**Task details**
Identify the lines that contain the string "Loan" and copy all of them.

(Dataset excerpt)
▶

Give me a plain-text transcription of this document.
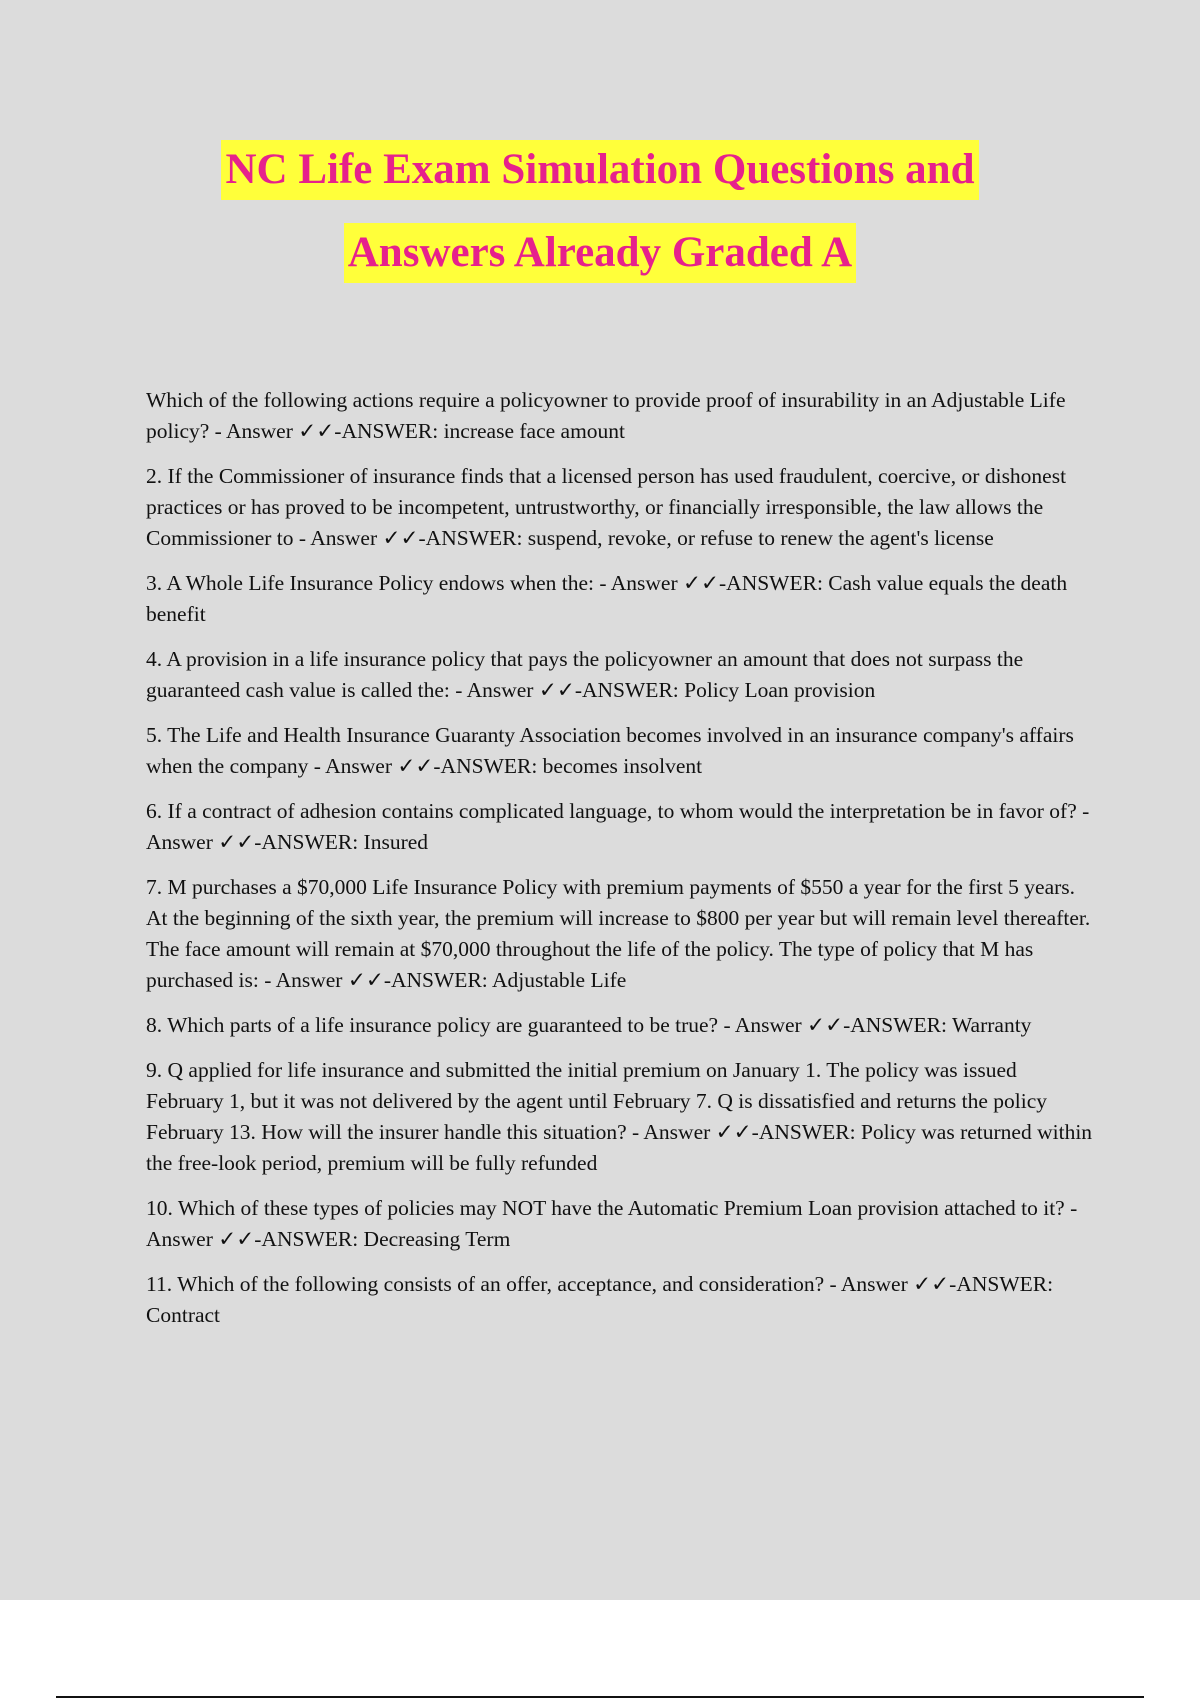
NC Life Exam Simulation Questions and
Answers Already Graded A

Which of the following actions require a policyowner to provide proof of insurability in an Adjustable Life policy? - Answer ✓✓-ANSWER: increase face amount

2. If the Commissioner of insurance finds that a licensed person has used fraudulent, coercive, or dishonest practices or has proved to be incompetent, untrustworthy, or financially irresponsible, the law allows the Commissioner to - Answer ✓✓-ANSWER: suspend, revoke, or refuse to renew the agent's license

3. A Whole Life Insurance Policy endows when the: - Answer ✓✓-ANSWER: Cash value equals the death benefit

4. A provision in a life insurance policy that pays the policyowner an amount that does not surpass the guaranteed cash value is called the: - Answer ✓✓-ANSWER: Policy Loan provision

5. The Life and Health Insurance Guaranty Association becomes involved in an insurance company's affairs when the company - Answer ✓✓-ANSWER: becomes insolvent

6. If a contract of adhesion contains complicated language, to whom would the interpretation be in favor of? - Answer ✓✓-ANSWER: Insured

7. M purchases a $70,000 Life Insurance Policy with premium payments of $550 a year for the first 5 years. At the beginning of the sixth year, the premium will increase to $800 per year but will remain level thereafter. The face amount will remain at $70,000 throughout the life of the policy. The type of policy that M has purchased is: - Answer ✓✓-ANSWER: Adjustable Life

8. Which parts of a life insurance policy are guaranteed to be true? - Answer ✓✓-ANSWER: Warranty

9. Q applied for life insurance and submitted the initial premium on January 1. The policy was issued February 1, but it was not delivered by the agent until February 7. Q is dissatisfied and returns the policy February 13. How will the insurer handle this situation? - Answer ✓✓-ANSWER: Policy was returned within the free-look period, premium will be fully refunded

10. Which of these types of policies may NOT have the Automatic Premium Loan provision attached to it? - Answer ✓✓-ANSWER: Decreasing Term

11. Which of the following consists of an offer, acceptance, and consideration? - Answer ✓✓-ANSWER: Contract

◀
▶

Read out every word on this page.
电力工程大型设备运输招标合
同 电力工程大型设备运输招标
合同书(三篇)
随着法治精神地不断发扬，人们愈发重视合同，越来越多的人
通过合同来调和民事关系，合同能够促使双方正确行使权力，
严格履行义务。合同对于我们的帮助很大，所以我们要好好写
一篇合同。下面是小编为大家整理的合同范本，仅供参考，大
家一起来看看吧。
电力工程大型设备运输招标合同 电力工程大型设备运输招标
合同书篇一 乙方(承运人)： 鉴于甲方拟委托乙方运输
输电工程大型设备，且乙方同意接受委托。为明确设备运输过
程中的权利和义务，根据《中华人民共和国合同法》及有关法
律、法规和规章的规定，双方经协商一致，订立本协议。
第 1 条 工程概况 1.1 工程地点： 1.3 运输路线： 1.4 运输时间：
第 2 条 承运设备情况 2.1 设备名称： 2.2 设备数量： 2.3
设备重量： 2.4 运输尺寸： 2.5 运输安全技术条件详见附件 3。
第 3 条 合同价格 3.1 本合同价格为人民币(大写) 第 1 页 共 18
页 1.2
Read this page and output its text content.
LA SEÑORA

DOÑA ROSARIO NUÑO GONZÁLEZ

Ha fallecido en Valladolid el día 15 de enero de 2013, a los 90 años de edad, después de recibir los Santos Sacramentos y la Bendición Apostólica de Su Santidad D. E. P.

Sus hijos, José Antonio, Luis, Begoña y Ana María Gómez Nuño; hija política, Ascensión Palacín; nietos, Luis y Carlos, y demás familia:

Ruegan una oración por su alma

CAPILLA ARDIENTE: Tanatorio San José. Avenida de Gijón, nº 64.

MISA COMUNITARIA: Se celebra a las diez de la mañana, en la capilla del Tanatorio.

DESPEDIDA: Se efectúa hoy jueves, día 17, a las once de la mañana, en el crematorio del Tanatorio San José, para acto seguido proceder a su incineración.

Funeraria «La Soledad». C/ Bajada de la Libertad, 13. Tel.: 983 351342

◀

**Written solution**
4. A provision in a life insurance policy that pays the policyowner an amount that does not surpass the guaranteed cash value is called the: - Answer ✓✓-ANSWER: Policy Loan provision
10. Which of these types of policies may NOT have the Automatic Premium Loan provision attached to it? - Answer ✓✓-ANSWER: Decreasing Term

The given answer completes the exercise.